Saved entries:

#####

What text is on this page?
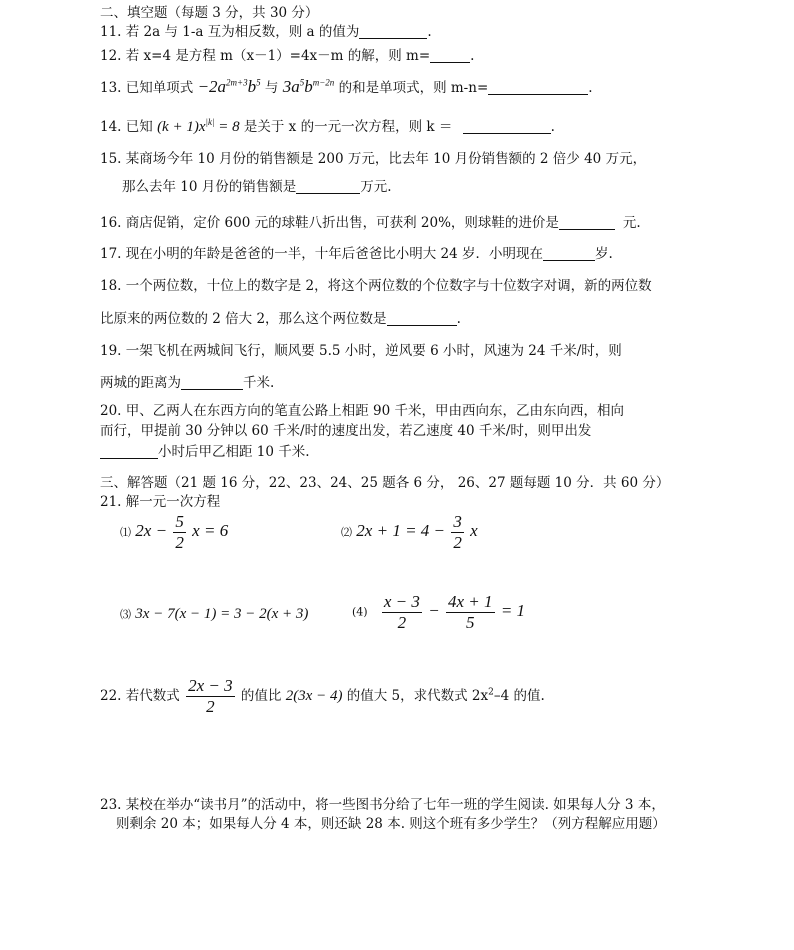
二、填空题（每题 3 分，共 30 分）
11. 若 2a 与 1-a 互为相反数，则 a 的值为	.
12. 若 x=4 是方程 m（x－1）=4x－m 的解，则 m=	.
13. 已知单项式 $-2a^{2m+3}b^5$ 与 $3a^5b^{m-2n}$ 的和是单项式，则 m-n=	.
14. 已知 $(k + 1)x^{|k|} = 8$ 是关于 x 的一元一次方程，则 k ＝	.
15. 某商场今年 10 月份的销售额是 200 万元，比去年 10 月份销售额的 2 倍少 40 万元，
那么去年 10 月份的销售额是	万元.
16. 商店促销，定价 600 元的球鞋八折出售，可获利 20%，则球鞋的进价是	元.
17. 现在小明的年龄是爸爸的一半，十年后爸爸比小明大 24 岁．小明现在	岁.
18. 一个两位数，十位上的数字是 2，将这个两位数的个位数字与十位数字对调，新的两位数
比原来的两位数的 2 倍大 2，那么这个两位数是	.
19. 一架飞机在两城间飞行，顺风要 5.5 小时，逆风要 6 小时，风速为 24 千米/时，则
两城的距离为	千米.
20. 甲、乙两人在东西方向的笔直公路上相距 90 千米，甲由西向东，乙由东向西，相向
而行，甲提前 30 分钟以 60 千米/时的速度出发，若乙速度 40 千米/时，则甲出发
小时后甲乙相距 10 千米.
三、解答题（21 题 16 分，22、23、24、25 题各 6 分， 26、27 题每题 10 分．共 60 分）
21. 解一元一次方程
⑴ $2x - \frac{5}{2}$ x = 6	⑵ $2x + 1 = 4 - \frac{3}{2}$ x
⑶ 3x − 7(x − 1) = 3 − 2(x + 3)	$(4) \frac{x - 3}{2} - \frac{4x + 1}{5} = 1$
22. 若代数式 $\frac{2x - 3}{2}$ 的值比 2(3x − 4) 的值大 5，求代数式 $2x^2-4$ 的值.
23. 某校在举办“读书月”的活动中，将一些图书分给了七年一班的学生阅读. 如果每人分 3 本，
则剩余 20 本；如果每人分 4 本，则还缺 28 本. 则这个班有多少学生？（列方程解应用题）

#####

■ Exercise ■
Wherever the word "如果每人分" occurs in a line of the listing, copy that line.

■ Complete output ■
23. 某校在举办“读书月”的活动中，将一些图书分给了七年一班的学生阅读. 如果每人分 3 本，
则剩余 20 本；如果每人分 4 本，则还缺 28 本. 则这个班有多少学生？（列方程解应用题）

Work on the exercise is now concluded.